• CHALLENGE:
Make an exact copy of each entry, leaving out every picture.

Data excerpts
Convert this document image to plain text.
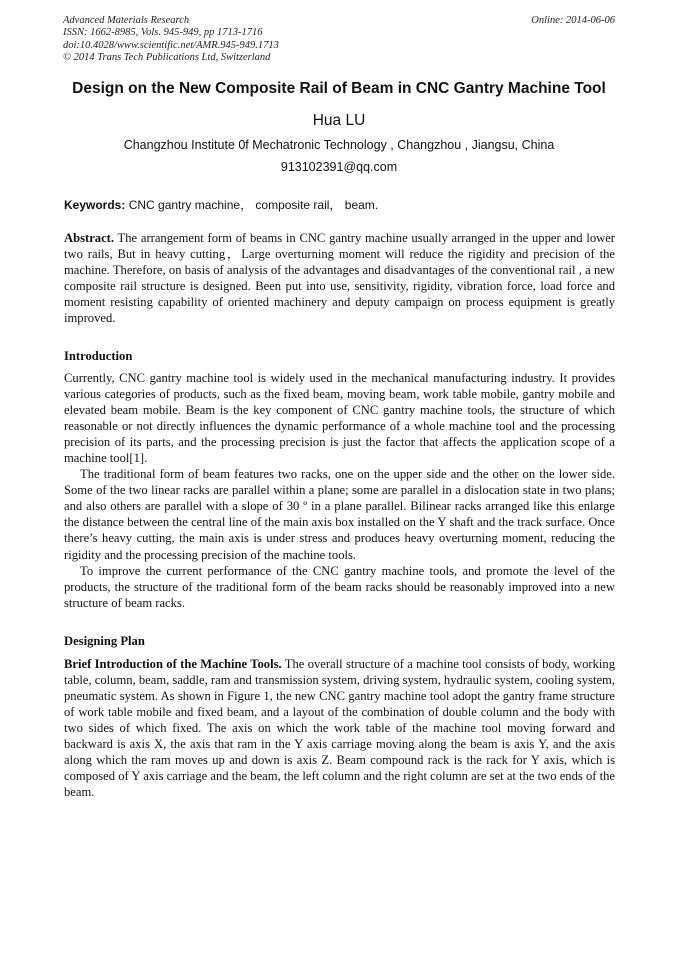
Advanced Materials Research
ISSN: 1662-8985, Vols. 945-949, pp 1713-1716
doi:10.4028/www.scientific.net/AMR.945-949.1713
© 2014 Trans Tech Publications Ltd, Switzerland
Online: 2014-06-06
Design on the New Composite Rail of Beam in CNC Gantry Machine Tool
Hua LU
Changzhou Institute 0f Mechatronic Technology , Changzhou , Jiangsu, China
913102391@qq.com
Keywords: CNC gantry machine， composite rail， beam.

Abstract. The arrangement form of beams in CNC gantry machine usually arranged in the upper and lower two rails, But in heavy cutting，Large overturning moment will reduce the rigidity and precision of the machine. Therefore, on basis of analysis of the advantages and disadvantages of the conventional rail , a new composite rail structure is designed. Been put into use, sensitivity, rigidity, vibration force, load force and moment resisting capability of oriented machinery and deputy campaign on process equipment is greatly improved.

Introduction

Currently, CNC gantry machine tool is widely used in the mechanical manufacturing industry. It provides various categories of products, such as the fixed beam, moving beam, work table mobile, gantry mobile and elevated beam mobile. Beam is the key component of CNC gantry machine tools, the structure of which reasonable or not directly influences the dynamic performance of a whole machine tool and the processing precision of its parts, and the processing precision is just the factor that affects the application scope of a machine tool[1].

The traditional form of beam features two racks, one on the upper side and the other on the lower side. Some of the two linear racks are parallel within a plane; some are parallel in a dislocation state in two plans; and also others are parallel with a slope of 30 º in a plane parallel. Bilinear racks arranged like this enlarge the distance between the central line of the main axis box installed on the Y shaft and the track surface. Once there’s heavy cutting, the main axis is under stress and produces heavy overturning moment, reducing the rigidity and the processing precision of the machine tools.

To improve the current performance of the CNC gantry machine tools, and promote the level of the products, the structure of the traditional form of the beam racks should be reasonably improved into a new structure of beam racks.

Designing Plan

Brief Introduction of the Machine Tools. The overall structure of a machine tool consists of body, working table, column, beam, saddle, ram and transmission system, driving system, hydraulic system, cooling system, pneumatic system. As shown in Figure 1, the new CNC gantry machine tool adopt the gantry frame structure of work table mobile and fixed beam, and a layout of the combination of double column and the body with two sides of which fixed. The axis on which the work table of the machine tool moving forward and backward is axis X, the axis that ram in the Y axis carriage moving along the beam is axis Y, and the axis along which the ram moves up and down is axis Z. Beam compound rack is the rack for Y axis, which is composed of Y axis carriage and the beam, the left column and the right column are set at the two ends of the beam.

• WRITTEN SOLUTION:
Convert this document image to plain text.
Advanced Materials Research
ISSN: 1662-8985, Vols. 945-949, pp 1713-1716
doi:10.4028/www.scientific.net/AMR.945-949.1713
© 2014 Trans Tech Publications Ltd, Switzerland
Online: 2014-06-06
Design on the New Composite Rail of Beam in CNC Gantry Machine Tool
Hua LU
Changzhou Institute 0f Mechatronic Technology , Changzhou , Jiangsu, China
913102391@qq.com
Keywords: CNC gantry machine， composite rail， beam.

Abstract. The arrangement form of beams in CNC gantry machine usually arranged in the upper and lower two rails, But in heavy cutting，Large overturning moment will reduce the rigidity and precision of the machine. Therefore, on basis of analysis of the advantages and disadvantages of the conventional rail , a new composite rail structure is designed. Been put into use, sensitivity, rigidity, vibration force, load force and moment resisting capability of oriented machinery and deputy campaign on process equipment is greatly improved.

Introduction

Currently, CNC gantry machine tool is widely used in the mechanical manufacturing industry. It provides various categories of products, such as the fixed beam, moving beam, work table mobile, gantry mobile and elevated beam mobile. Beam is the key component of CNC gantry machine tools, the structure of which reasonable or not directly influences the dynamic performance of a whole machine tool and the processing precision of its parts, and the processing precision is just the factor that affects the application scope of a machine tool[1].

The traditional form of beam features two racks, one on the upper side and the other on the lower side. Some of the two linear racks are parallel within a plane; some are parallel in a dislocation state in two plans; and also others are parallel with a slope of 30 º in a plane parallel. Bilinear racks arranged like this enlarge the distance between the central line of the main axis box installed on the Y shaft and the track surface. Once there’s heavy cutting, the main axis is under stress and produces heavy overturning moment, reducing the rigidity and the processing precision of the machine tools.

To improve the current performance of the CNC gantry machine tools, and promote the level of the products, the structure of the traditional form of the beam racks should be reasonably improved into a new structure of beam racks.

Designing Plan

Brief Introduction of the Machine Tools. The overall structure of a machine tool consists of body, working table, column, beam, saddle, ram and transmission system, driving system, hydraulic system, cooling system, pneumatic system. As shown in Figure 1, the new CNC gantry machine tool adopt the gantry frame structure of work table mobile and fixed beam, and a layout of the combination of double column and the body with two sides of which fixed. The axis on which the work table of the machine tool moving forward and backward is axis X, the axis that ram in the Y axis carriage moving along the beam is axis Y, and the axis along which the ram moves up and down is axis Z. Beam compound rack is the rack for Y axis, which is composed of Y axis carriage and the beam, the left column and the right column are set at the two ends of the beam.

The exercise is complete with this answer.